Data items
==============================

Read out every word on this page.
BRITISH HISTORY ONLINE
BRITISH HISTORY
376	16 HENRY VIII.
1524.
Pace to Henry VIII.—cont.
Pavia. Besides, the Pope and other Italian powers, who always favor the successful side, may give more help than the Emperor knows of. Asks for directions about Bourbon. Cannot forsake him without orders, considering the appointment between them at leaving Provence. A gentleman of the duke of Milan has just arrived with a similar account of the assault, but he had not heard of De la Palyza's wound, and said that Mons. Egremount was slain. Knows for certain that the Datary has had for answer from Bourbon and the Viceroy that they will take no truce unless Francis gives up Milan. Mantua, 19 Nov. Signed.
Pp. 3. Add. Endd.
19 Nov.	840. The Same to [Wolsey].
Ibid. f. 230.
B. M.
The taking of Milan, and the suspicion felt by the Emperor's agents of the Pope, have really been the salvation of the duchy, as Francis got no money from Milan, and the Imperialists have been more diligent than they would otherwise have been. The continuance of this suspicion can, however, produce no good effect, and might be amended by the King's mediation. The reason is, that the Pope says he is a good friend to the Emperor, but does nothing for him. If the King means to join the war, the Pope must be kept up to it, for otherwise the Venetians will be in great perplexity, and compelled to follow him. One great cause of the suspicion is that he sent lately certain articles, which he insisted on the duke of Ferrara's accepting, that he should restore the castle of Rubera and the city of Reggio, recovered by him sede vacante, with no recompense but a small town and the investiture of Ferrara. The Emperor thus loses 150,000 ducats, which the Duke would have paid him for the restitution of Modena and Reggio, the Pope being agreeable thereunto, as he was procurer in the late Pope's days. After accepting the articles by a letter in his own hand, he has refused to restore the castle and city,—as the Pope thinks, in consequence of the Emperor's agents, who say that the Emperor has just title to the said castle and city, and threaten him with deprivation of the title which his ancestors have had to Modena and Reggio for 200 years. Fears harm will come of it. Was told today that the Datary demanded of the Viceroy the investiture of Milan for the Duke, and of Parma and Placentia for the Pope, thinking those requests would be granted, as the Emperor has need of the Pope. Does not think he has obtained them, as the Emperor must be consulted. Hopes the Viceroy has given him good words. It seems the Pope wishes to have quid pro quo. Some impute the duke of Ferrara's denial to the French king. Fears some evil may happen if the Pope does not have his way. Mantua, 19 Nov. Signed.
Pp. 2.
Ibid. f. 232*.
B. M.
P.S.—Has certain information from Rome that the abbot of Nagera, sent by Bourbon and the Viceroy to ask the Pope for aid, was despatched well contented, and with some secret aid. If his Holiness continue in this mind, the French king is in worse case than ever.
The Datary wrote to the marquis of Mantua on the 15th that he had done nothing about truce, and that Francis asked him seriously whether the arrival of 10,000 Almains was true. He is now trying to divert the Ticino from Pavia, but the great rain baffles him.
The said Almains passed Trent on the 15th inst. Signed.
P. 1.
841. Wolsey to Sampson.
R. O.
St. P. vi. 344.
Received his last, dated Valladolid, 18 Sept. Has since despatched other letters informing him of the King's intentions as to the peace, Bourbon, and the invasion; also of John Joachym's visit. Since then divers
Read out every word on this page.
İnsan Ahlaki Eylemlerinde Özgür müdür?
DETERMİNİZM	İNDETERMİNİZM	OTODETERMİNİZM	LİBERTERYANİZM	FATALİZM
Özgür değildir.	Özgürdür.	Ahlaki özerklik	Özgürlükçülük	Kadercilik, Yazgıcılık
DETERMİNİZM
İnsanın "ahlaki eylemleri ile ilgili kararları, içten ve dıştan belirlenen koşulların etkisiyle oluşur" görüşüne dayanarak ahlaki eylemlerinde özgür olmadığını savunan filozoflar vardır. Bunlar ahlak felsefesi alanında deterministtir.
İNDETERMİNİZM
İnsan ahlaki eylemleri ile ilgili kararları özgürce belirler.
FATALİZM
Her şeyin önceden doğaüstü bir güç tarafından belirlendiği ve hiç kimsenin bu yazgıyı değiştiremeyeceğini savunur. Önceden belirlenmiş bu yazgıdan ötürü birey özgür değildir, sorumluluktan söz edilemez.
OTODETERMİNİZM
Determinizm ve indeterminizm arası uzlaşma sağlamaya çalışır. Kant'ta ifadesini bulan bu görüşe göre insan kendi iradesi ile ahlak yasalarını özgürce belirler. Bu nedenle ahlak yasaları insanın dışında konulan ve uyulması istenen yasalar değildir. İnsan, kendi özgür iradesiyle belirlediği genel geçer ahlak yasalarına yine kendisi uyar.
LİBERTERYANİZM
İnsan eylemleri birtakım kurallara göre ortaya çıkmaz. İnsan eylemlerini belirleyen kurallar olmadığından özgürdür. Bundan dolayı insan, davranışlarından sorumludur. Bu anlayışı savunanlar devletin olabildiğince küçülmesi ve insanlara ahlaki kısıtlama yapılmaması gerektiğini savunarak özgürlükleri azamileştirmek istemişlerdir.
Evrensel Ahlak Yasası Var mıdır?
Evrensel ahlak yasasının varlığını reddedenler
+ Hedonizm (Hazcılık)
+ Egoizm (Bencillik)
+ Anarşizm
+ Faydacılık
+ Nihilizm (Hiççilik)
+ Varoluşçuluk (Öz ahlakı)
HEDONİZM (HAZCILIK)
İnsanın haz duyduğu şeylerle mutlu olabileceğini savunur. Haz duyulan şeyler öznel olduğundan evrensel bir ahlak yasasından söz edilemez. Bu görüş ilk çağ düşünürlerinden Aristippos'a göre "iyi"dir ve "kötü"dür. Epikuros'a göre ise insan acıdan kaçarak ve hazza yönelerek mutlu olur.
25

==============================

▶ _Your task_
Make an exact copy of every line in the data.

▶ _The response_
Read out every word on this page.
BRITISH HISTORY ONLINE
BRITISH HISTORY
376	16 HENRY VIII.
1524.
Pace to Henry VIII.—cont.
Pavia. Besides, the Pope and other Italian powers, who always favor the successful side, may give more help than the Emperor knows of. Asks for directions about Bourbon. Cannot forsake him without orders, considering the appointment between them at leaving Provence. A gentleman of the duke of Milan has just arrived with a similar account of the assault, but he had not heard of De la Palyza's wound, and said that Mons. Egremount was slain. Knows for certain that the Datary has had for answer from Bourbon and the Viceroy that they will take no truce unless Francis gives up Milan. Mantua, 19 Nov. Signed.
Pp. 3. Add. Endd.
19 Nov.	840. The Same to [Wolsey].
Ibid. f. 230.
B. M.
The taking of Milan, and the suspicion felt by the Emperor's agents of the Pope, have really been the salvation of the duchy, as Francis got no money from Milan, and the Imperialists have been more diligent than they would otherwise have been. The continuance of this suspicion can, however, produce no good effect, and might be amended by the King's mediation. The reason is, that the Pope says he is a good friend to the Emperor, but does nothing for him. If the King means to join the war, the Pope must be kept up to it, for otherwise the Venetians will be in great perplexity, and compelled to follow him. One great cause of the suspicion is that he sent lately certain articles, which he insisted on the duke of Ferrara's accepting, that he should restore the castle of Rubera and the city of Reggio, recovered by him sede vacante, with no recompense but a small town and the investiture of Ferrara. The Emperor thus loses 150,000 ducats, which the Duke would have paid him for the restitution of Modena and Reggio, the Pope being agreeable thereunto, as he was procurer in the late Pope's days. After accepting the articles by a letter in his own hand, he has refused to restore the castle and city,—as the Pope thinks, in consequence of the Emperor's agents, who say that the Emperor has just title to the said castle and city, and threaten him with deprivation of the title which his ancestors have had to Modena and Reggio for 200 years. Fears harm will come of it. Was told today that the Datary demanded of the Viceroy the investiture of Milan for the Duke, and of Parma and Placentia for the Pope, thinking those requests would be granted, as the Emperor has need of the Pope. Does not think he has obtained them, as the Emperor must be consulted. Hopes the Viceroy has given him good words. It seems the Pope wishes to have quid pro quo. Some impute the duke of Ferrara's denial to the French king. Fears some evil may happen if the Pope does not have his way. Mantua, 19 Nov. Signed.
Pp. 2.
Ibid. f. 232*.
B. M.
P.S.—Has certain information from Rome that the abbot of Nagera, sent by Bourbon and the Viceroy to ask the Pope for aid, was despatched well contented, and with some secret aid. If his Holiness continue in this mind, the French king is in worse case than ever.
The Datary wrote to the marquis of Mantua on the 15th that he had done nothing about truce, and that Francis asked him seriously whether the arrival of 10,000 Almains was true. He is now trying to divert the Ticino from Pavia, but the great rain baffles him.
The said Almains passed Trent on the 15th inst. Signed.
P. 1.
841. Wolsey to Sampson.
R. O.
St. P. vi. 344.
Received his last, dated Valladolid, 18 Sept. Has since despatched other letters informing him of the King's intentions as to the peace, Bourbon, and the invasion; also of John Joachym's visit. Since then divers
Read out every word on this page.
İnsan Ahlaki Eylemlerinde Özgür müdür?
DETERMİNİZM	İNDETERMİNİZM	OTODETERMİNİZM	LİBERTERYANİZM	FATALİZM
Özgür değildir.	Özgürdür.	Ahlaki özerklik	Özgürlükçülük	Kadercilik, Yazgıcılık
DETERMİNİZM
İnsanın "ahlaki eylemleri ile ilgili kararları, içten ve dıştan belirlenen koşulların etkisiyle oluşur" görüşüne dayanarak ahlaki eylemlerinde özgür olmadığını savunan filozoflar vardır. Bunlar ahlak felsefesi alanında deterministtir.
İNDETERMİNİZM
İnsan ahlaki eylemleri ile ilgili kararları özgürce belirler.
FATALİZM
Her şeyin önceden doğaüstü bir güç tarafından belirlendiği ve hiç kimsenin bu yazgıyı değiştiremeyeceğini savunur. Önceden belirlenmiş bu yazgıdan ötürü birey özgür değildir, sorumluluktan söz edilemez.
OTODETERMİNİZM
Determinizm ve indeterminizm arası uzlaşma sağlamaya çalışır. Kant'ta ifadesini bulan bu görüşe göre insan kendi iradesi ile ahlak yasalarını özgürce belirler. Bu nedenle ahlak yasaları insanın dışında konulan ve uyulması istenen yasalar değildir. İnsan, kendi özgür iradesiyle belirlediği genel geçer ahlak yasalarına yine kendisi uyar.
LİBERTERYANİZM
İnsan eylemleri birtakım kurallara göre ortaya çıkmaz. İnsan eylemlerini belirleyen kurallar olmadığından özgürdür. Bundan dolayı insan, davranışlarından sorumludur. Bu anlayışı savunanlar devletin olabildiğince küçülmesi ve insanlara ahlaki kısıtlama yapılmaması gerektiğini savunarak özgürlükleri azamileştirmek istemişlerdir.
Evrensel Ahlak Yasası Var mıdır?
Evrensel ahlak yasasının varlığını reddedenler
+ Hedonizm (Hazcılık)
+ Egoizm (Bencillik)
+ Anarşizm
+ Faydacılık
+ Nihilizm (Hiççilik)
+ Varoluşçuluk (Öz ahlakı)
HEDONİZM (HAZCILIK)
İnsanın haz duyduğu şeylerle mutlu olabileceğini savunur. Haz duyulan şeyler öznel olduğundan evrensel bir ahlak yasasından söz edilemez. Bu görüş ilk çağ düşünürlerinden Aristippos'a göre "iyi"dir ve "kötü"dür. Epikuros'a göre ise insan acıdan kaçarak ve hazza yönelerek mutlu olur.
25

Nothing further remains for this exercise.